● **Text block**:
#####
I find the hydraulic analogy very useful, as long as you don’t push it too far. There is a (thick) book called Practical Electronics for Inventors by Paul Scherz (2007) which manages to construct analogies for just about all types of electronic components. It’s a stretch, but it does help understand things.
Here’s an example I found on the web:
It’s quite easy to see how a small current can control a larger one. It also falls short, because “current” is really “pressure” in this case. My suggestion would be: do look at those analogies if you want to quickly build a mental model of how a specific component works, but keep the limitations of such analogies in mind.
The neat thing about electricity, is that you can completely understand a circuit by just applying a bit of logic. By which I mean: reason how it probably / sort-of works. And predict some of its behavior. It really pays to invest a bit in understanding electronics circuits.
There is a whole world to discover when you get into this. There are lots of conventions to figure out, but the neat thing is that these conventions are pretty much standardized by now. Electric circuits have been around for a couple of centuries, even if some of the newer components are only decades old.
Even without knowing all the conventions, you’re probably able to guess many of the components. Connectors (PORT1, SV1), resistors (R1, R2, R3, R4), capacitors (C1, C2), a transistor (Q1), two LEDs (LED1, LED2), and a box marked “LM555D” which is an integrated circuit for building timers and oscillators.
How it works would be a bit of a long story for this post, but let’s make a guess:
- C1 is charged up because it’s connected between + (VCC) and - (GND)
- there are two resistors (R1 and R2) which limit the current flowing into it
- the charge on C1 is measured through pin 6 of the chip (THR, i.e. threshold)
- pin 7 (DIS, i.e. discharge) is actually an output, which can be either open or low
What the LM555D does (consider it magic for now), is watch the voltage level on THR. When it is low, DIS is not connected. The capacitor will charge up, until THR reaches a certain voltage.
At that point, the chip (through magic), decides to pull DIS low, i.e. put it at almost 0 volts, i.e. ground level.
While DIS is low, something completely different happens: with pin 6 being at a fairly high voltage, and DIS low, capacitor C1 will start to discharge, with current flowing into R1 in the opposite direction.
At some point, the THR voltage will be very low again, at which point the chip (magically) decides that it’s time to disconnect DIS. Then the cycle repeats: C1 will start to charge up through R1 and R2, etc… ad infinitum.
These 4 components are the heart of what is called an astable multivibrator.
We haven’t even looked at the rest of the circuit yet. I’ll leave it at that for now, just mentioning that the transistor is there to drive a strong current through the LEDs in a rapid ON/OFF pattern.
The components are dimensioned in such a way that this circuit oscillates at… 38 KHz. Which “happens” to be what most remotes send out as well.
There is a lot more to say about electric circuits, of course. I just wanted to point out that there is a huge amount of information you can glean from such “schematics” of various circuit diagrams.
Since everything made at Jee Labs is open source, you can dive into all of this. Look for the PDF’s linked on the various hardware pages if you’re interested.
It’s fun. It’s enormously informative. And unlike my use of the term “magic” there is really nothing special going on at all. It’s only magic until you dive in. If you have questions about how JeeNode pins are hooked up, for example: check out the manual (PDF). It’s all in there!
Update – for entertaining introductions of the main electrical components, there are a couple of short videos by Collin Cunningham on the Gizmodo website.
#####
● **Data records**:
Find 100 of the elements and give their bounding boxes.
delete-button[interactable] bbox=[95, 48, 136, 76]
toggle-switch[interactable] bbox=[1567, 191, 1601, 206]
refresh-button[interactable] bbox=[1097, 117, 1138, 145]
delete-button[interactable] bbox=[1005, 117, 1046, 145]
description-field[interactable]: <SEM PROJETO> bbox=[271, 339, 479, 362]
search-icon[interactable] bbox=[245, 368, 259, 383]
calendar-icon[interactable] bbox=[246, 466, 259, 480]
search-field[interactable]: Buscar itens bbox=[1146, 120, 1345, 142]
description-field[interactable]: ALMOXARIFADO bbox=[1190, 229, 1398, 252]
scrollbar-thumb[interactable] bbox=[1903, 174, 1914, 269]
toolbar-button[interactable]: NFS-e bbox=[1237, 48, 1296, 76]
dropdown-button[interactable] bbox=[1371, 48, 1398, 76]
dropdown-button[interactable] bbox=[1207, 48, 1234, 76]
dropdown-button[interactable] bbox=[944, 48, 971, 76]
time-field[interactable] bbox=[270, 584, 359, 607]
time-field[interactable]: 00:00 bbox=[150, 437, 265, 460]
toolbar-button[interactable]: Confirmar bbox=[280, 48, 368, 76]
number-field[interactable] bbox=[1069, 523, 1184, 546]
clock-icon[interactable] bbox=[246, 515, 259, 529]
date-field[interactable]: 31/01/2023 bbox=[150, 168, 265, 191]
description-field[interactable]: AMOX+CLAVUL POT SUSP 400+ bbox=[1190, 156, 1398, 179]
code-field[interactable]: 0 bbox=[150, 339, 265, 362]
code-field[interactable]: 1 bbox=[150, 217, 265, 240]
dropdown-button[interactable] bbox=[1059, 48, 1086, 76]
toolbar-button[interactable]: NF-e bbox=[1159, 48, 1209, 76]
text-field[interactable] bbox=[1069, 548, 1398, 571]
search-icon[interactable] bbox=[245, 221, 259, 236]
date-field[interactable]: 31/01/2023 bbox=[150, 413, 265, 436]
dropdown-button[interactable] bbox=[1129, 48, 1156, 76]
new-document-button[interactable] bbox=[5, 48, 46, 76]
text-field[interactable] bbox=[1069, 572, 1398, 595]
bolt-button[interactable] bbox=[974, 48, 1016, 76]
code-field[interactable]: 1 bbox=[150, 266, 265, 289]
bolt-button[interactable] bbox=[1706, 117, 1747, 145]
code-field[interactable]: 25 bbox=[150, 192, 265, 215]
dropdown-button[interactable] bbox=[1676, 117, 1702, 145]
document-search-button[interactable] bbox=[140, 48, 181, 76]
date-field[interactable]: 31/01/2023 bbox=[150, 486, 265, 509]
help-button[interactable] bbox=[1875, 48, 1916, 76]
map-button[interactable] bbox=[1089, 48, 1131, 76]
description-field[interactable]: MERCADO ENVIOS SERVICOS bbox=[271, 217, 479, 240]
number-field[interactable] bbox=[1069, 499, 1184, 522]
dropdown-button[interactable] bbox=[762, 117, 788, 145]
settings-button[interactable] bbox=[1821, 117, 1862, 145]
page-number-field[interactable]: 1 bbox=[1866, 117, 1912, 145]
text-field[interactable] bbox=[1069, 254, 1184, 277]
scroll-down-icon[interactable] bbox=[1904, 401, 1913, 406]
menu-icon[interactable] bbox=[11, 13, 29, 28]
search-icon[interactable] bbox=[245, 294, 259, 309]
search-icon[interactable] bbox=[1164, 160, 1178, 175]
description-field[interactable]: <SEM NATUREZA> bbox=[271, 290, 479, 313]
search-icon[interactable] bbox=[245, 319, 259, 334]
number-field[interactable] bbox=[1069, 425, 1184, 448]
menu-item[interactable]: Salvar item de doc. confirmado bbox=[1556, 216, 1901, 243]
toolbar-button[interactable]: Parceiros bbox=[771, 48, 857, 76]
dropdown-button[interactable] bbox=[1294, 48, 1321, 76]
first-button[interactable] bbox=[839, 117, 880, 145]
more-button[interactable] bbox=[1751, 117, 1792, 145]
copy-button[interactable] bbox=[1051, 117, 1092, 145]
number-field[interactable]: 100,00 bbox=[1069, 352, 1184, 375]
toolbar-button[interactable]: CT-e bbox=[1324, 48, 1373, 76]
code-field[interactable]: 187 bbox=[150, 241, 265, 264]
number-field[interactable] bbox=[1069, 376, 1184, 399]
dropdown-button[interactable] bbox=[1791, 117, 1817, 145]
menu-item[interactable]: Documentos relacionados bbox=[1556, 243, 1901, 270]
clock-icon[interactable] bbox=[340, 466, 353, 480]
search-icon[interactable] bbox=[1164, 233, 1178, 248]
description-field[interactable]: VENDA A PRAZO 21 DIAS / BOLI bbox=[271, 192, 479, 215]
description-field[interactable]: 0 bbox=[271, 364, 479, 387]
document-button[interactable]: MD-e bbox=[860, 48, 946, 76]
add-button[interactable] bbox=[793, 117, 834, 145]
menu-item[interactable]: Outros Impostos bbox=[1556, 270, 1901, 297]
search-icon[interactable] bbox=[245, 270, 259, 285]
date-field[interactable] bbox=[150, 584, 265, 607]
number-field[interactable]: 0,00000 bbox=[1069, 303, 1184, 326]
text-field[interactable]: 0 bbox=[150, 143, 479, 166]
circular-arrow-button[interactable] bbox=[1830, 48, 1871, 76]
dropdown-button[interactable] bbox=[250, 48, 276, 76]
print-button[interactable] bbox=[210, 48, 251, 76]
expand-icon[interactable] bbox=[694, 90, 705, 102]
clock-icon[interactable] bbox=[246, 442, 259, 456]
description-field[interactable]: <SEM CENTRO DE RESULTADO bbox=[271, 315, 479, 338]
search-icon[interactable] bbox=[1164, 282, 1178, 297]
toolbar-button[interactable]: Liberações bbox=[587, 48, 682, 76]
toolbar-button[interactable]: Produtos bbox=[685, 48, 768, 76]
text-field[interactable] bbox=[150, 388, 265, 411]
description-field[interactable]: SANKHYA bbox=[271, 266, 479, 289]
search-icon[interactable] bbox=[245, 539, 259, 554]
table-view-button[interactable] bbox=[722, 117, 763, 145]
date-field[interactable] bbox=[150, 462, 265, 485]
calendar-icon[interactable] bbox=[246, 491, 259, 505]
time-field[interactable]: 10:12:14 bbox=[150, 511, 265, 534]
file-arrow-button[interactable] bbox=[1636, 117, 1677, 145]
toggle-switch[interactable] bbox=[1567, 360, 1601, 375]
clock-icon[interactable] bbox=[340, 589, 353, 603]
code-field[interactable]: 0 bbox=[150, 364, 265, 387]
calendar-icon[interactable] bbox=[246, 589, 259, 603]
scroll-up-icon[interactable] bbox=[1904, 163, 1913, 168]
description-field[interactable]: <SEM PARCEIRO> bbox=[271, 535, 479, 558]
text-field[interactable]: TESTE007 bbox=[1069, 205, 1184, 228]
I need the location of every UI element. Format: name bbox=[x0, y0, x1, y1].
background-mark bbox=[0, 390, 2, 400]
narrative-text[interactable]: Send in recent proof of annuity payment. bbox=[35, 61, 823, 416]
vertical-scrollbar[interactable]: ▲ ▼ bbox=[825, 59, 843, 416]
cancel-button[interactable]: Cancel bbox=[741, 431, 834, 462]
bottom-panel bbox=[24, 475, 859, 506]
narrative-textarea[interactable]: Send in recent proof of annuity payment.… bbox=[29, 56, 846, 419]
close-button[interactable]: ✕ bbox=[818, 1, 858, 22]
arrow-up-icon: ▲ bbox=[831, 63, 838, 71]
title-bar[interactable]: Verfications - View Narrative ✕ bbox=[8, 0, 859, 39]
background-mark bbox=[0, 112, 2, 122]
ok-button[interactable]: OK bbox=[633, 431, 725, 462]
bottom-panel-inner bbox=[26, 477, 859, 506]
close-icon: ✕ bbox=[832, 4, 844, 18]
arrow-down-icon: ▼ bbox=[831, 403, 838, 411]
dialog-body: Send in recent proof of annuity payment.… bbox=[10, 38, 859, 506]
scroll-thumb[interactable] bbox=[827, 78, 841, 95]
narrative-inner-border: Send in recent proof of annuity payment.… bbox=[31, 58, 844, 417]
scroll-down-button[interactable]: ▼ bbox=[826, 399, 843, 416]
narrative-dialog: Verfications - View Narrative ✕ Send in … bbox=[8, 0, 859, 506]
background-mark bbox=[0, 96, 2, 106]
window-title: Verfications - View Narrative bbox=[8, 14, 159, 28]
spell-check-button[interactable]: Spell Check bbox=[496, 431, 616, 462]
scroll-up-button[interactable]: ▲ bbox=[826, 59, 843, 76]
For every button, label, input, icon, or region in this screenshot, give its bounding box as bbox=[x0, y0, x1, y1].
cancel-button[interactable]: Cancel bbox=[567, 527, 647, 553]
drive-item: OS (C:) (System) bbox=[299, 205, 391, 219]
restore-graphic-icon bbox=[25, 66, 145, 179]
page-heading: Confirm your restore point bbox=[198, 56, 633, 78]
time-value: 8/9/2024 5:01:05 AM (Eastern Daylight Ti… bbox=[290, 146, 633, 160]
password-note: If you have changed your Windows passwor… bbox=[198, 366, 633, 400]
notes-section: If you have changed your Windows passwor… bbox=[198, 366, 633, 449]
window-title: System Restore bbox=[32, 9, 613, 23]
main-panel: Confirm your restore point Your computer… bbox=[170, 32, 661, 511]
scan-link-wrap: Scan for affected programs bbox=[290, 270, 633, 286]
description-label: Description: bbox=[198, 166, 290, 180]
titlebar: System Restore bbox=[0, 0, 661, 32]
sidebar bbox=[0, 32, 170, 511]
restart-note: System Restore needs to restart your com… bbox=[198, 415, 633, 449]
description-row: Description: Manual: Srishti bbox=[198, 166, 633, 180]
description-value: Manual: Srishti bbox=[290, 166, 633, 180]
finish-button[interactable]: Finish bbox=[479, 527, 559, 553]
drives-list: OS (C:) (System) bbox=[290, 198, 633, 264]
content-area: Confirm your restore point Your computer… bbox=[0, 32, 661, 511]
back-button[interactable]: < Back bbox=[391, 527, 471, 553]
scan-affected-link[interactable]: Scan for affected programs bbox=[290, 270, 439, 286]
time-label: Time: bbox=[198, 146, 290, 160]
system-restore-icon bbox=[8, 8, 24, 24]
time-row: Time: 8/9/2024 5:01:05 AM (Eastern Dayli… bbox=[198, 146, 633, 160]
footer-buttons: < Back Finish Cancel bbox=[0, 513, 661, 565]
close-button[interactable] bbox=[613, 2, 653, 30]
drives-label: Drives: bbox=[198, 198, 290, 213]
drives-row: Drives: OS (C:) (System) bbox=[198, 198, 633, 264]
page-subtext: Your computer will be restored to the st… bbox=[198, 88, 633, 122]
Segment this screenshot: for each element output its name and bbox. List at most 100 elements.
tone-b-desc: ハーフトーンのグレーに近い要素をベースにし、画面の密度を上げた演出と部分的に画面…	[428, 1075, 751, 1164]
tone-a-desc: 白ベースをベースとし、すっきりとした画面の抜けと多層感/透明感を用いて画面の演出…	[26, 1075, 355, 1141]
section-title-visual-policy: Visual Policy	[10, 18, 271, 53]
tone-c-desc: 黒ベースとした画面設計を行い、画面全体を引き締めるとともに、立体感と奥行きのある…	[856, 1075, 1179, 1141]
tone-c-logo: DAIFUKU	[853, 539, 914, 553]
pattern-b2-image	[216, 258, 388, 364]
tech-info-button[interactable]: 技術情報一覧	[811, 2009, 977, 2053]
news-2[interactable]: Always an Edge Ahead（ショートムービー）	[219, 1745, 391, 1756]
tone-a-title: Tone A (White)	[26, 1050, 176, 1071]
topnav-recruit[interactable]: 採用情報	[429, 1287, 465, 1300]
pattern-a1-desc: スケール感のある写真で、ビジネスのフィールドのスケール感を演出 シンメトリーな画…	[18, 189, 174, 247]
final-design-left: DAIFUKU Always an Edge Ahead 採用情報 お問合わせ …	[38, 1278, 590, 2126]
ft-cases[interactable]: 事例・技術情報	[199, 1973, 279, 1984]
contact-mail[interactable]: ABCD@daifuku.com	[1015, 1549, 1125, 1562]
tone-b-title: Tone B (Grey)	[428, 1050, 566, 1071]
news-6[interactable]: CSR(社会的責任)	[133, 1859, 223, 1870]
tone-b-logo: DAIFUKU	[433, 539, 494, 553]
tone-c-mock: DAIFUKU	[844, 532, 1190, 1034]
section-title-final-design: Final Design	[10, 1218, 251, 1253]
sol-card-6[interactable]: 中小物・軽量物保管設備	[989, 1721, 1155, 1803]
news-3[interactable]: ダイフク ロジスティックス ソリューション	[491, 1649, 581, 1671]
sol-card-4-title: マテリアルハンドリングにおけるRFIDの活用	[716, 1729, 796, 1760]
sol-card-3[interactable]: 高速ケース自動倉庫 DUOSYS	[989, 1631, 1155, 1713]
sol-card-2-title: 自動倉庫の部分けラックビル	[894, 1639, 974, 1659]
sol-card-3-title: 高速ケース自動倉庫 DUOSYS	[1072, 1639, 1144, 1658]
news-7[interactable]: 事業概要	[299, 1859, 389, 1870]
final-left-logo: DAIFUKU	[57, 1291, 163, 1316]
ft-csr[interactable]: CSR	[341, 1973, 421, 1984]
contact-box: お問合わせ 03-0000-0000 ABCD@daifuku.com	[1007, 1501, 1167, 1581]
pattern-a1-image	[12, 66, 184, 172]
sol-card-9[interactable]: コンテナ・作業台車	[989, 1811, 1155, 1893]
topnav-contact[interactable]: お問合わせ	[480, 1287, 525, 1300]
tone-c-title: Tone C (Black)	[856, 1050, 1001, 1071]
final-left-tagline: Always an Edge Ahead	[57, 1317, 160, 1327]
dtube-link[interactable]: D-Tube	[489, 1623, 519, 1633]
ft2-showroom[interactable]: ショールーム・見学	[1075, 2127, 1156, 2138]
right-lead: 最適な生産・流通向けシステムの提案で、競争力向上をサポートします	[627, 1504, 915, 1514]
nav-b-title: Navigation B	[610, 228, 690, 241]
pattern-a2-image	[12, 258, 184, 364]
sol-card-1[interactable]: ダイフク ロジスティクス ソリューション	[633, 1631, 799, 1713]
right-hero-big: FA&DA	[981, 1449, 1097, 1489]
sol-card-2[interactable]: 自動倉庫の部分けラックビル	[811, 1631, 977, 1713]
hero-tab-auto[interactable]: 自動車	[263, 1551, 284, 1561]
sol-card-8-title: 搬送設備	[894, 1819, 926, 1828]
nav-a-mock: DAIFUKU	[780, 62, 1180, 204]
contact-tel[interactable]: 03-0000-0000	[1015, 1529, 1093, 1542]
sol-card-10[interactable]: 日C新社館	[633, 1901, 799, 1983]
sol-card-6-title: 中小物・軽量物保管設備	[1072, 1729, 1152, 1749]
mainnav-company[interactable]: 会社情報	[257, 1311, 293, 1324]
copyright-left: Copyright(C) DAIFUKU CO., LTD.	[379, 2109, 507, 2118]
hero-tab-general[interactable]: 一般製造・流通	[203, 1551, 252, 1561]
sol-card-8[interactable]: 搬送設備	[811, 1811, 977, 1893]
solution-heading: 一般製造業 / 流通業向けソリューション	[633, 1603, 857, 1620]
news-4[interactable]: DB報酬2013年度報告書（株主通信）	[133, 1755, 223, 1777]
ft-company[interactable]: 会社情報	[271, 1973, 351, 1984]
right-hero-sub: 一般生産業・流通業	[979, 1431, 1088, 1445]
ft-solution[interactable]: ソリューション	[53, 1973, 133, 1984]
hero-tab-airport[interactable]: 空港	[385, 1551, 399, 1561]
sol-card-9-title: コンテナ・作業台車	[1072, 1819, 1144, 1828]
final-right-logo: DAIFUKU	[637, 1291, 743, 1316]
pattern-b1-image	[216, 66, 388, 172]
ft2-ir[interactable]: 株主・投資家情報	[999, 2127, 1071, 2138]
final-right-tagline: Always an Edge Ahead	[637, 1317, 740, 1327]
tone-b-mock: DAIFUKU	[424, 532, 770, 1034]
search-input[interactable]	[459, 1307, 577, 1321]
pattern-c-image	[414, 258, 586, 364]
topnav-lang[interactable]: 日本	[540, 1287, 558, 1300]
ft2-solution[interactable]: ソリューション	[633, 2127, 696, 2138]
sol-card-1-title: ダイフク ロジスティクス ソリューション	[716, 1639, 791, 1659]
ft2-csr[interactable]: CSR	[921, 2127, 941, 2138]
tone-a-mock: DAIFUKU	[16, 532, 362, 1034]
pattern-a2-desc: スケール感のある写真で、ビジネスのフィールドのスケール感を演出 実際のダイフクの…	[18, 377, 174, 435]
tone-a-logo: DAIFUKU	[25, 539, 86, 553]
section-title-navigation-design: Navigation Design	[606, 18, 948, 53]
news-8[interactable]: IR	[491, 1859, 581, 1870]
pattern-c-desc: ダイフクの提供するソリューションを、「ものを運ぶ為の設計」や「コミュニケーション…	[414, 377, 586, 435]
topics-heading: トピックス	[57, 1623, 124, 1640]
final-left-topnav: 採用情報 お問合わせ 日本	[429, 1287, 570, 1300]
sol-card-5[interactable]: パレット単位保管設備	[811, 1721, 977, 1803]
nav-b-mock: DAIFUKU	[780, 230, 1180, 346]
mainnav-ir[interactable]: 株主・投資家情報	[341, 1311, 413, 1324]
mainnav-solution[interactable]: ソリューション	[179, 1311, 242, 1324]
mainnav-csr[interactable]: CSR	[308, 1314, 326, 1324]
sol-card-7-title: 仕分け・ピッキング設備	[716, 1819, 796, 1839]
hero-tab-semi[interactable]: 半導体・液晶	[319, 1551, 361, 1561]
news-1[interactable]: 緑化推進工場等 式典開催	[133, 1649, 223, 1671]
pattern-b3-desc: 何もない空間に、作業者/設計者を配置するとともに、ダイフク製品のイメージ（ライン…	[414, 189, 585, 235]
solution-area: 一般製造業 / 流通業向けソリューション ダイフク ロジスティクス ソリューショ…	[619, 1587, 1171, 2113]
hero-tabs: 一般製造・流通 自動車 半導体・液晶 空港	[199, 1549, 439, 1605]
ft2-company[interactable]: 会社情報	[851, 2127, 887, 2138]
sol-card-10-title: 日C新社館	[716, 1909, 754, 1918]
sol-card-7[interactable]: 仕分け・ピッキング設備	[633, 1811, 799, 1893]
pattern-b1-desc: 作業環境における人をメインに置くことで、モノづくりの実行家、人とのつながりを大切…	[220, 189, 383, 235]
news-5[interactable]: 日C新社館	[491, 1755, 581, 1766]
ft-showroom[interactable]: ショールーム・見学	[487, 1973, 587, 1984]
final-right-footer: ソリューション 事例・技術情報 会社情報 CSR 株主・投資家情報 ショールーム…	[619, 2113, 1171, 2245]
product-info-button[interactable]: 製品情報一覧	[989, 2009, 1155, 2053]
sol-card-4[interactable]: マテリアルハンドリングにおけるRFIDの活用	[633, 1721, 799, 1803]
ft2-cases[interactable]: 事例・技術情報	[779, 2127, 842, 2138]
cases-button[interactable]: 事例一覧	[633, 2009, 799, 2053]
#####
● **Task brief**: In one to three sentences, explain why C1 charges up, as the post on electronic circuits gives it. Rely only on the text to answer.

● **Response to this exercise**: C1 charges up because it is connected between + (VCC) and - (GND). Two resistors, R1 and R2, limit the current flowing into it.